WHAT TO DO:
Calculate how many lines in the following records hold the word "started", and report that number without comment.

RECORDS SUPPLIED:
^^^^^^^^^^^^^^^^
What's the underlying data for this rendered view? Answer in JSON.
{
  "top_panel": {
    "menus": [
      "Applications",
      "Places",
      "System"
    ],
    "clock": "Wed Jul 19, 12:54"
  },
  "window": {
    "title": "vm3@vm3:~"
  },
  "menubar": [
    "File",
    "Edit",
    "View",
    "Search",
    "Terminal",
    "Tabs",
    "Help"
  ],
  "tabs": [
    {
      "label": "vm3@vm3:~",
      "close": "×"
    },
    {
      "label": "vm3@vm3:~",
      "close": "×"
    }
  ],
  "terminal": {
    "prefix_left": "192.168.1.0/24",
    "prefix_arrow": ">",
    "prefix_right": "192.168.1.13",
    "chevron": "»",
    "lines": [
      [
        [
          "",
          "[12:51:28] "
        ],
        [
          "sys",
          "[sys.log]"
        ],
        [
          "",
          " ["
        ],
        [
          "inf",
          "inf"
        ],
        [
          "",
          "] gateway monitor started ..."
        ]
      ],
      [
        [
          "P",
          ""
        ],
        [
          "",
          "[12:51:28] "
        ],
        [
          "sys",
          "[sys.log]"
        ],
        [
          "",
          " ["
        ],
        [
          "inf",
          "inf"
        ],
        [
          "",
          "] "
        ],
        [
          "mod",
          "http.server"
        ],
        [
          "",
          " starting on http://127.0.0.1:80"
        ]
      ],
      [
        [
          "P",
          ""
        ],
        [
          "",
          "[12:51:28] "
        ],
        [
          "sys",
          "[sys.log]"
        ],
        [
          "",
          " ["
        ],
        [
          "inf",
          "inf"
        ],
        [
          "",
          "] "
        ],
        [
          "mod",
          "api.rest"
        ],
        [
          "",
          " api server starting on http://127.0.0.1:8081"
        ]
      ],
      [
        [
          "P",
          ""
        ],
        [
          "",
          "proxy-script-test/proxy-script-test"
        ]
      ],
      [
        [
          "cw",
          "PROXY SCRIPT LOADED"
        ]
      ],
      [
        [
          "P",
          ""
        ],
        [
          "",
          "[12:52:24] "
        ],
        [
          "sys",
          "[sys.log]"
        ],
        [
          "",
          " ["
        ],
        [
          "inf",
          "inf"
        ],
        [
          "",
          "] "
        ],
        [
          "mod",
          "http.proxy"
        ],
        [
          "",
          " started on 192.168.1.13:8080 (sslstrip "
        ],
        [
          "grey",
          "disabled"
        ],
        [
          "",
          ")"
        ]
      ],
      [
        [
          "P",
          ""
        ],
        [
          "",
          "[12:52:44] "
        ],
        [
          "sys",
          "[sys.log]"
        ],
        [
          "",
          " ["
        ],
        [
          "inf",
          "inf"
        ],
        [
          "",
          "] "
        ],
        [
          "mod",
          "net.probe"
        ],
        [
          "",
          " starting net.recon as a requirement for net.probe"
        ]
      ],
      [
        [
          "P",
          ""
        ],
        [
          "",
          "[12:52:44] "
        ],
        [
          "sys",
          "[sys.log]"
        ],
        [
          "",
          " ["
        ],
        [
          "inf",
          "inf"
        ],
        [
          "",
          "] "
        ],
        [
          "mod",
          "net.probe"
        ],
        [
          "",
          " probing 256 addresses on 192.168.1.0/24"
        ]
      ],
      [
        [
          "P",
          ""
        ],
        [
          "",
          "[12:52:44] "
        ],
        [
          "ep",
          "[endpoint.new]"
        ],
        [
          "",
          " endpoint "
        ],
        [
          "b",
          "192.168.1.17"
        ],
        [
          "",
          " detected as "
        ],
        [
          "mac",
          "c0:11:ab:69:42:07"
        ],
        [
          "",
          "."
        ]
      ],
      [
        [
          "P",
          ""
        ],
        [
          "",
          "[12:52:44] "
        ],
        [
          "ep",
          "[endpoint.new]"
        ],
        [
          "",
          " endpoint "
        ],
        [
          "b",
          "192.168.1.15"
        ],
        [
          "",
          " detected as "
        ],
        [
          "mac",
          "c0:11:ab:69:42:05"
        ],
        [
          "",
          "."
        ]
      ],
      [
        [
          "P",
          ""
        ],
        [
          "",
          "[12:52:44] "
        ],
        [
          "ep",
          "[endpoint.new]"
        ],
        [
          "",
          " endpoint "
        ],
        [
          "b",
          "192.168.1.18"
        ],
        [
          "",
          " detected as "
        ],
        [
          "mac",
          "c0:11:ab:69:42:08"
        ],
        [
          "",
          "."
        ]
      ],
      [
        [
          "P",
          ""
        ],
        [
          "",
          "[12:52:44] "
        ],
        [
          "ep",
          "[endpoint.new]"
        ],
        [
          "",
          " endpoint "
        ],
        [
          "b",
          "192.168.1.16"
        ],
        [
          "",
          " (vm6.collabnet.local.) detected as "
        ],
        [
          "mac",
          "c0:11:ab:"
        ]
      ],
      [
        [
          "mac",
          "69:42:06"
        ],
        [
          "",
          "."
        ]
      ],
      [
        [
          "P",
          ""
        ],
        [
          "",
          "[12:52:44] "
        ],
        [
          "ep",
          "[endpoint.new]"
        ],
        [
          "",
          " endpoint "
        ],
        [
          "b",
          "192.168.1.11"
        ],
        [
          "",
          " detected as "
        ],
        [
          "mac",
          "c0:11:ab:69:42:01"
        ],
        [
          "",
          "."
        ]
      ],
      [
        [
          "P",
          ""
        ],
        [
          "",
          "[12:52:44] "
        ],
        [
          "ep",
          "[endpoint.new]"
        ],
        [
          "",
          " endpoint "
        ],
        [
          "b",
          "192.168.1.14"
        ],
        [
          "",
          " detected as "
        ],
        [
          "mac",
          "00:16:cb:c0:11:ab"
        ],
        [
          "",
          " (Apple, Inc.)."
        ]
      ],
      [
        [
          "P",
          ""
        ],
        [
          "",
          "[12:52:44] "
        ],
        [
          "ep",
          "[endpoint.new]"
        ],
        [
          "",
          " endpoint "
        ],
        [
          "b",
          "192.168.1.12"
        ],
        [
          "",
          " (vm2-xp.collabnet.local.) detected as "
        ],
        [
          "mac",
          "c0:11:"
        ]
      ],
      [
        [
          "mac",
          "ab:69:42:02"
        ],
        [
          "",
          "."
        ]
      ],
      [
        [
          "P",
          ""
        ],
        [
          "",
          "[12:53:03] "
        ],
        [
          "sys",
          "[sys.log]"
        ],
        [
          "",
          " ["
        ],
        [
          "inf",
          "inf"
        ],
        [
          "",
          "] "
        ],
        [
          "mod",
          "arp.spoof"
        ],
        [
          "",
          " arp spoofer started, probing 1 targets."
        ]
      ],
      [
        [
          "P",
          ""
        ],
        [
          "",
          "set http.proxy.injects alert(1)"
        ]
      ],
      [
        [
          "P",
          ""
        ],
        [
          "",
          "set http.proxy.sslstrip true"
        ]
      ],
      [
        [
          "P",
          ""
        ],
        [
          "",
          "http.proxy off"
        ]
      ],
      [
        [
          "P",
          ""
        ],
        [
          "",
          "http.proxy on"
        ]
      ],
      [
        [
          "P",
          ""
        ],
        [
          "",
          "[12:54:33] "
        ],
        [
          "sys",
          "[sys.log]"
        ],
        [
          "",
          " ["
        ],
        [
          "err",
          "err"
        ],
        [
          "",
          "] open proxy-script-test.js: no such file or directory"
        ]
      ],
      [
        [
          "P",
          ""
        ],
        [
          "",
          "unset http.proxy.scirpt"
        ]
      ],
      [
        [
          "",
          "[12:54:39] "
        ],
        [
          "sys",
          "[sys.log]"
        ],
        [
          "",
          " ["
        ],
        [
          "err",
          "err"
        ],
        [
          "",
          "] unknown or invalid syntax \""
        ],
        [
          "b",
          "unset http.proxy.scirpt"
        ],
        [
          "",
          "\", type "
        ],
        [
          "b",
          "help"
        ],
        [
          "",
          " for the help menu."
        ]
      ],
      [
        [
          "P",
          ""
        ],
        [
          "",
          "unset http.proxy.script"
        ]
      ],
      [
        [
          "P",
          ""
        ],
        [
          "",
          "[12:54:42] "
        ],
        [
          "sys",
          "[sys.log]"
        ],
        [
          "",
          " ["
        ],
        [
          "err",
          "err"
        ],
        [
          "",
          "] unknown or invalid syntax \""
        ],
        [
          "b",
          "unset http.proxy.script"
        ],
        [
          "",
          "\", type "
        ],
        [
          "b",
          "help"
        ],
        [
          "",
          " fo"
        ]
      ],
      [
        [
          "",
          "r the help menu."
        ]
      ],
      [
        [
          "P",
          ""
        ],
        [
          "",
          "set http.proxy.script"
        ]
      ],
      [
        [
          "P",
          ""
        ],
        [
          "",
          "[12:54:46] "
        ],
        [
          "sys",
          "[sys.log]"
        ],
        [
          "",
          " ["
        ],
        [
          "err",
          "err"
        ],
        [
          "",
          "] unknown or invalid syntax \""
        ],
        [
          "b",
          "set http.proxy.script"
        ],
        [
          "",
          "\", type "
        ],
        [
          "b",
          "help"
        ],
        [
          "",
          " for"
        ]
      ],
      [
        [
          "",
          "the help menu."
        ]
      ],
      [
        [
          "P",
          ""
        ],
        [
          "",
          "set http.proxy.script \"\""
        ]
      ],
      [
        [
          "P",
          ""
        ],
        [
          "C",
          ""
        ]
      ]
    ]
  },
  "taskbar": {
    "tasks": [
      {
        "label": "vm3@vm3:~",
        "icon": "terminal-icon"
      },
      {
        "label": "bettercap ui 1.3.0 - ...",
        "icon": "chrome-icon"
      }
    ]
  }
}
^^^^^^^^^^^^^^^^
WRITTEN SOLUTION:
3